THE PROBLEM » Make an exact copy of all the material below, apart from the pictures.
################
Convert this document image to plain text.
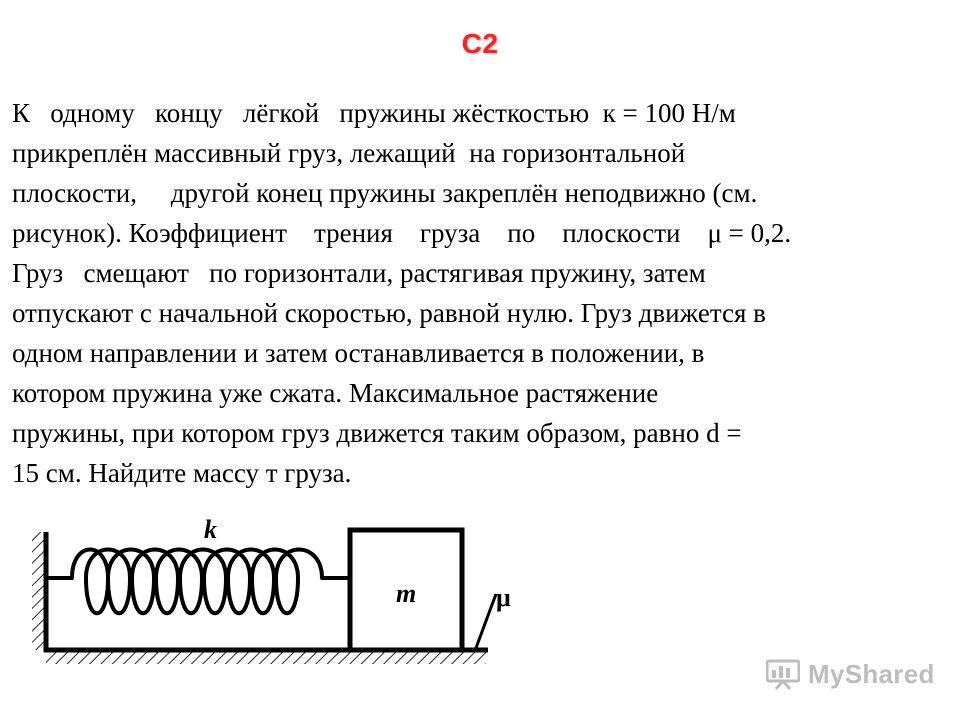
C2
К   одному   концу   лёгкой   пружины жёсткостью  к = 100 Н/м
прикреплён массивный груз, лежащий  на горизонтальной
плоскости,     другой конец пружины закреплён неподвижно (см.
рисунок). Коэффициент    трения    груза    по    плоскости    μ = 0,2.
Груз   смещают   по горизонтали, растягивая пружину, затем
отпускают с начальной скоростью, равной нулю. Груз движется в
одном направлении и затем останавливается в положении, в
котором пружина уже сжата. Максимальное растяжение
пружины, при котором груз движется таким образом, равно d =
15 см. Найдите массу т груза.
k
m	μ
MyShared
################
PROBLEM SOLUTION »
Convert this document image to plain text.
C2
К   одному   концу   лёгкой   пружины жёсткостью  к = 100 Н/м
прикреплён массивный груз, лежащий  на горизонтальной
плоскости,     другой конец пружины закреплён неподвижно (см.
рисунок). Коэффициент    трения    груза    по    плоскости    μ = 0,2.
Груз   смещают   по горизонтали, растягивая пружину, затем
отпускают с начальной скоростью, равной нулю. Груз движется в
одном направлении и затем останавливается в положении, в
котором пружина уже сжата. Максимальное растяжение
пружины, при котором груз движется таким образом, равно d =
15 см. Найдите массу т груза.
k
m	μ
MyShared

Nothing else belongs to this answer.